__Exercise__:
Could you reproduce the records below, substituting "column-header" for every "header-cell" and leaving everything else unchanged?

[Begin]

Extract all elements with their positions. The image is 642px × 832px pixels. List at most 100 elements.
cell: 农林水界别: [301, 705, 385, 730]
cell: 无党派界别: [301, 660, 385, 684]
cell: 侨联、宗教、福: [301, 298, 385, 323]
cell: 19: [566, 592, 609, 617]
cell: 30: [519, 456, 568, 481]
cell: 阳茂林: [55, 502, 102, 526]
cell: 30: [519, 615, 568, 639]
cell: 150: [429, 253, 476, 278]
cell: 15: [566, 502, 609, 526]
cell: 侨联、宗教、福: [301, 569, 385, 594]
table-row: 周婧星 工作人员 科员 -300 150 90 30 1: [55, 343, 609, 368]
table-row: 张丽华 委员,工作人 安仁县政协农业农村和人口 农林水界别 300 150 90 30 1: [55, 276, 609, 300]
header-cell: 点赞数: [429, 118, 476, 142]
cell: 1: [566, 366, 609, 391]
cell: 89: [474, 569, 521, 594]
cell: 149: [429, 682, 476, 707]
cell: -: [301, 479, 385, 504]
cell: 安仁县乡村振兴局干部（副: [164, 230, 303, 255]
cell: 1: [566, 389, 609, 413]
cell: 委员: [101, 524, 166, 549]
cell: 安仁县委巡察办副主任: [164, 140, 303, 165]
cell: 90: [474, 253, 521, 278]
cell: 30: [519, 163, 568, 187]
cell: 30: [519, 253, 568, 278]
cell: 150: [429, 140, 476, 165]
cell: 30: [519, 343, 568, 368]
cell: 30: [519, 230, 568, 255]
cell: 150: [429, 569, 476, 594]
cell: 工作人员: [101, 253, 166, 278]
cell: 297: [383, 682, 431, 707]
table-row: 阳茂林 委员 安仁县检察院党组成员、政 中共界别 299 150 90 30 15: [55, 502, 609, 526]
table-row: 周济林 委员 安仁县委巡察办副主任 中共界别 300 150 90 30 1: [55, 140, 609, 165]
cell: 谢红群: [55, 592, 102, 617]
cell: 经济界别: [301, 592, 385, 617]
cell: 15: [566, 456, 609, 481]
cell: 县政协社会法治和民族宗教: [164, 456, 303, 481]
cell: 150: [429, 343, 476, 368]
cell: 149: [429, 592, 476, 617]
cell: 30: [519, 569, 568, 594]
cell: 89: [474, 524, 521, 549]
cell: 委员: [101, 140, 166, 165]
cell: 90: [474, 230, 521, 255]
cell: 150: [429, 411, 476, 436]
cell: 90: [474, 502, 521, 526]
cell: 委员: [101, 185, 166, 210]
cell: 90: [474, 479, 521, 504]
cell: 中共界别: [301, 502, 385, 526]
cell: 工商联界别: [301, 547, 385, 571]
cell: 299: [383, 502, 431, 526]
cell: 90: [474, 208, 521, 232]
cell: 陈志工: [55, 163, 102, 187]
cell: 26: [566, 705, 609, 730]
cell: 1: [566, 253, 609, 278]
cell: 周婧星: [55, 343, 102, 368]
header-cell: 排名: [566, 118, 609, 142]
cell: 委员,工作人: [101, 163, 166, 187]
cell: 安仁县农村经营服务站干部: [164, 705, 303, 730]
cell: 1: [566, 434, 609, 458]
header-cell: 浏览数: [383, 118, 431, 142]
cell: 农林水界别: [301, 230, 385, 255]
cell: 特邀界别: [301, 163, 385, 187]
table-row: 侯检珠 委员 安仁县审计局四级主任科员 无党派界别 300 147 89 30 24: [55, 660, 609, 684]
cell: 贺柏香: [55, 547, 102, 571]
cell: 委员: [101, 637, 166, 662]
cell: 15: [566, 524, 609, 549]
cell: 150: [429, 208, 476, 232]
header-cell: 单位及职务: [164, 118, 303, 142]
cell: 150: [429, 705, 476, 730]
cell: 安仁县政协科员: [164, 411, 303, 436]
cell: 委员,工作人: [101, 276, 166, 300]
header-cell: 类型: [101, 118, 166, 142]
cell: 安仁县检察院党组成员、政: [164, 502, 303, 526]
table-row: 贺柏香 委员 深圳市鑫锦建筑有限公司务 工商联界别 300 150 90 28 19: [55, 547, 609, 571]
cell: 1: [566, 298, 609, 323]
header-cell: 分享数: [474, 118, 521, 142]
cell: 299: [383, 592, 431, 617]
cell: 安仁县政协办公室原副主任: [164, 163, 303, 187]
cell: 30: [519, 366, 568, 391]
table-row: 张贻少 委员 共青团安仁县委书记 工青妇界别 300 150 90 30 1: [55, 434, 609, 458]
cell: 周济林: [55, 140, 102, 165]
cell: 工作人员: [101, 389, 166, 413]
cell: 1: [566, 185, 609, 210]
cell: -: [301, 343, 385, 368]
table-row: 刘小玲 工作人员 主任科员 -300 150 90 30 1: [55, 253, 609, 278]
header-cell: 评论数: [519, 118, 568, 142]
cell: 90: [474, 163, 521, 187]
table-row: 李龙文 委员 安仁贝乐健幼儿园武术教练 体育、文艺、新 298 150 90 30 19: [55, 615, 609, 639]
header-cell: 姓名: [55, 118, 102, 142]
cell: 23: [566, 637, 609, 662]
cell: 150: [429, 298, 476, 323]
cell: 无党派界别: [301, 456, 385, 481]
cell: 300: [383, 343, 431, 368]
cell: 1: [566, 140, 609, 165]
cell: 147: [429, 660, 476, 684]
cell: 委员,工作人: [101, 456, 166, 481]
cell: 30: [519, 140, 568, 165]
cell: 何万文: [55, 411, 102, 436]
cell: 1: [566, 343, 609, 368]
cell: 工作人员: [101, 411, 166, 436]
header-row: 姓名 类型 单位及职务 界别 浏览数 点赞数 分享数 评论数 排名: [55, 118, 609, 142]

[End]

__Solution for this task__:
Extract all elements with their positions. The image is 642px × 832px pixels. List at most 100 elements.
cell: 农林水界别: [301, 705, 385, 730]
cell: 无党派界别: [301, 660, 385, 684]
cell: 侨联、宗教、福: [301, 298, 385, 323]
cell: 19: [566, 592, 609, 617]
cell: 30: [519, 456, 568, 481]
cell: 阳茂林: [55, 502, 102, 526]
cell: 30: [519, 615, 568, 639]
cell: 150: [429, 253, 476, 278]
cell: 15: [566, 502, 609, 526]
cell: 侨联、宗教、福: [301, 569, 385, 594]
table-row: 周婧星 工作人员 科员 -300 150 90 30 1: [55, 343, 609, 368]
table-row: 张丽华 委员,工作人 安仁县政协农业农村和人口 农林水界别 300 150 90 30 1: [55, 276, 609, 300]
column-header: 点赞数: [429, 118, 476, 142]
cell: 1: [566, 366, 609, 391]
cell: 89: [474, 569, 521, 594]
cell: 149: [429, 682, 476, 707]
cell: -: [301, 479, 385, 504]
cell: 安仁县乡村振兴局干部（副: [164, 230, 303, 255]
cell: 1: [566, 389, 609, 413]
cell: 委员: [101, 524, 166, 549]
cell: 安仁县委巡察办副主任: [164, 140, 303, 165]
cell: 90: [474, 253, 521, 278]
cell: 30: [519, 163, 568, 187]
cell: 30: [519, 253, 568, 278]
cell: 150: [429, 140, 476, 165]
cell: 30: [519, 343, 568, 368]
cell: 30: [519, 230, 568, 255]
cell: 150: [429, 569, 476, 594]
cell: 工作人员: [101, 253, 166, 278]
cell: 297: [383, 682, 431, 707]
table-row: 阳茂林 委员 安仁县检察院党组成员、政 中共界别 299 150 90 30 15: [55, 502, 609, 526]
table-row: 周济林 委员 安仁县委巡察办副主任 中共界别 300 150 90 30 1: [55, 140, 609, 165]
cell: 谢红群: [55, 592, 102, 617]
cell: 经济界别: [301, 592, 385, 617]
cell: 15: [566, 456, 609, 481]
cell: 县政协社会法治和民族宗教: [164, 456, 303, 481]
cell: 150: [429, 343, 476, 368]
cell: 149: [429, 592, 476, 617]
cell: 30: [519, 569, 568, 594]
cell: 89: [474, 524, 521, 549]
cell: 委员: [101, 140, 166, 165]
cell: 90: [474, 230, 521, 255]
cell: 150: [429, 411, 476, 436]
cell: 90: [474, 502, 521, 526]
cell: 委员: [101, 185, 166, 210]
cell: 90: [474, 479, 521, 504]
cell: 中共界别: [301, 502, 385, 526]
cell: 工商联界别: [301, 547, 385, 571]
cell: 299: [383, 502, 431, 526]
cell: 90: [474, 208, 521, 232]
cell: 陈志工: [55, 163, 102, 187]
cell: 26: [566, 705, 609, 730]
cell: 1: [566, 253, 609, 278]
cell: 周婧星: [55, 343, 102, 368]
column-header: 排名: [566, 118, 609, 142]
cell: 委员,工作人: [101, 163, 166, 187]
cell: 安仁县农村经营服务站干部: [164, 705, 303, 730]
cell: 1: [566, 434, 609, 458]
column-header: 浏览数: [383, 118, 431, 142]
cell: 农林水界别: [301, 230, 385, 255]
cell: 特邀界别: [301, 163, 385, 187]
table-row: 侯检珠 委员 安仁县审计局四级主任科员 无党派界别 300 147 89 30 24: [55, 660, 609, 684]
cell: 贺柏香: [55, 547, 102, 571]
cell: 委员: [101, 637, 166, 662]
cell: 15: [566, 524, 609, 549]
cell: 150: [429, 208, 476, 232]
column-header: 单位及职务: [164, 118, 303, 142]
cell: 150: [429, 705, 476, 730]
cell: 安仁县政协科员: [164, 411, 303, 436]
cell: 委员,工作人: [101, 276, 166, 300]
column-header: 类型: [101, 118, 166, 142]
cell: 安仁县检察院党组成员、政: [164, 502, 303, 526]
table-row: 贺柏香 委员 深圳市鑫锦建筑有限公司务 工商联界别 300 150 90 28 19: [55, 547, 609, 571]
cell: 1: [566, 298, 609, 323]
column-header: 分享数: [474, 118, 521, 142]
cell: 299: [383, 592, 431, 617]
cell: 安仁县政协办公室原副主任: [164, 163, 303, 187]
cell: 30: [519, 366, 568, 391]
table-row: 张贻少 委员 共青团安仁县委书记 工青妇界别 300 150 90 30 1: [55, 434, 609, 458]
cell: 周济林: [55, 140, 102, 165]
cell: 工作人员: [101, 389, 166, 413]
cell: 1: [566, 185, 609, 210]
cell: -: [301, 343, 385, 368]
table-row: 刘小玲 工作人员 主任科员 -300 150 90 30 1: [55, 253, 609, 278]
column-header: 评论数: [519, 118, 568, 142]
cell: 90: [474, 163, 521, 187]
table-row: 李龙文 委员 安仁贝乐健幼儿园武术教练 体育、文艺、新 298 150 90 30 19: [55, 615, 609, 639]
column-header: 姓名: [55, 118, 102, 142]
cell: 23: [566, 637, 609, 662]
cell: 150: [429, 298, 476, 323]
cell: 无党派界别: [301, 456, 385, 481]
cell: 300: [383, 343, 431, 368]
cell: 1: [566, 140, 609, 165]
cell: 147: [429, 660, 476, 684]
cell: 委员,工作人: [101, 456, 166, 481]
cell: 30: [519, 140, 568, 165]
cell: 何万文: [55, 411, 102, 436]
cell: 1: [566, 343, 609, 368]
cell: 工作人员: [101, 411, 166, 436]
header-row: 姓名 类型 单位及职务 界别 浏览数 点赞数 分享数 评论数 排名: [55, 118, 609, 142]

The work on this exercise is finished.